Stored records
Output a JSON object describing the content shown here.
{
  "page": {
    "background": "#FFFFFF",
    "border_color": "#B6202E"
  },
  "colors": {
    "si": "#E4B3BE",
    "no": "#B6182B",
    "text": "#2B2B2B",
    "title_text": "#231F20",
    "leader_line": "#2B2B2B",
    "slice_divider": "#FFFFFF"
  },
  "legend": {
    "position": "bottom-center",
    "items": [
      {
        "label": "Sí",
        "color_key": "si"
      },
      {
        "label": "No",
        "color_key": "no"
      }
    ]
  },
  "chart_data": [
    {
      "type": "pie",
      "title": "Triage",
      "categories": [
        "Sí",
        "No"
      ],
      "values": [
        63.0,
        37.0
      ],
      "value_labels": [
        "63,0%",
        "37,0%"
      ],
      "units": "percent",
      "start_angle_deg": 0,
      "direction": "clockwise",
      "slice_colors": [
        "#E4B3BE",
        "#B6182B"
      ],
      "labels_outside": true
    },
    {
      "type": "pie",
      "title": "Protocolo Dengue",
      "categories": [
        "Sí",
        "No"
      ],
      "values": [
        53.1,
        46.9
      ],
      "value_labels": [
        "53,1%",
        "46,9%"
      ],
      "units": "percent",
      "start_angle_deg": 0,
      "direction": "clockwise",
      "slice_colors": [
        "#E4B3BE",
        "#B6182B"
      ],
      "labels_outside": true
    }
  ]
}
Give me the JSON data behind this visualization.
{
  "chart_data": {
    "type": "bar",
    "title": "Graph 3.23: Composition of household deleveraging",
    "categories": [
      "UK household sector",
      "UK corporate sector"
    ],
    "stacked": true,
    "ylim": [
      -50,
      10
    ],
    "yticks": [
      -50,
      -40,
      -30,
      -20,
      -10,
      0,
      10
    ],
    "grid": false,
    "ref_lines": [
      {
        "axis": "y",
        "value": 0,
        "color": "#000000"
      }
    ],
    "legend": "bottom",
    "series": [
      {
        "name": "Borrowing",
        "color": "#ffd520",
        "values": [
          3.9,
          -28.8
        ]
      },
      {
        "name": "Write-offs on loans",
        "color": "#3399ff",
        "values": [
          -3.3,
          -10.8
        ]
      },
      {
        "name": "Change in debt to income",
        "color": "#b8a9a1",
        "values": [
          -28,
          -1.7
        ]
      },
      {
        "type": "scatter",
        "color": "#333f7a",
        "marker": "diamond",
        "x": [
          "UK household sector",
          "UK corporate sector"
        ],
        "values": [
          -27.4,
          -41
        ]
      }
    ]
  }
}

WHAT NEEDS TO BE DONE.
Type the material above out again, exactly.

SOLUTION BELOW.
Output a JSON object describing the content shown here.
{
  "page": {
    "background": "#FFFFFF",
    "border_color": "#B6202E"
  },
  "colors": {
    "si": "#E4B3BE",
    "no": "#B6182B",
    "text": "#2B2B2B",
    "title_text": "#231F20",
    "leader_line": "#2B2B2B",
    "slice_divider": "#FFFFFF"
  },
  "legend": {
    "position": "bottom-center",
    "items": [
      {
        "label": "Sí",
        "color_key": "si"
      },
      {
        "label": "No",
        "color_key": "no"
      }
    ]
  },
  "chart_data": [
    {
      "type": "pie",
      "title": "Triage",
      "categories": [
        "Sí",
        "No"
      ],
      "values": [
        63.0,
        37.0
      ],
      "value_labels": [
        "63,0%",
        "37,0%"
      ],
      "units": "percent",
      "start_angle_deg": 0,
      "direction": "clockwise",
      "slice_colors": [
        "#E4B3BE",
        "#B6182B"
      ],
      "labels_outside": true
    },
    {
      "type": "pie",
      "title": "Protocolo Dengue",
      "categories": [
        "Sí",
        "No"
      ],
      "values": [
        53.1,
        46.9
      ],
      "value_labels": [
        "53,1%",
        "46,9%"
      ],
      "units": "percent",
      "start_angle_deg": 0,
      "direction": "clockwise",
      "slice_colors": [
        "#E4B3BE",
        "#B6182B"
      ],
      "labels_outside": true
    }
  ]
}
Give me the JSON data behind this visualization.
{
  "chart_data": {
    "type": "bar",
    "title": "Graph 3.23: Composition of household deleveraging",
    "categories": [
      "UK household sector",
      "UK corporate sector"
    ],
    "stacked": true,
    "ylim": [
      -50,
      10
    ],
    "yticks": [
      -50,
      -40,
      -30,
      -20,
      -10,
      0,
      10
    ],
    "grid": false,
    "ref_lines": [
      {
        "axis": "y",
        "value": 0,
        "color": "#000000"
      }
    ],
    "legend": "bottom",
    "series": [
      {
        "name": "Borrowing",
        "color": "#ffd520",
        "values": [
          3.9,
          -28.8
        ]
      },
      {
        "name": "Write-offs on loans",
        "color": "#3399ff",
        "values": [
          -3.3,
          -10.8
        ]
      },
      {
        "name": "Change in debt to income",
        "color": "#b8a9a1",
        "values": [
          -28,
          -1.7
        ]
      },
      {
        "type": "scatter",
        "color": "#333f7a",
        "marker": "diamond",
        "x": [
          "UK household sector",
          "UK corporate sector"
        ],
        "values": [
          -27.4,
          -41
        ]
      }
    ]
  }
}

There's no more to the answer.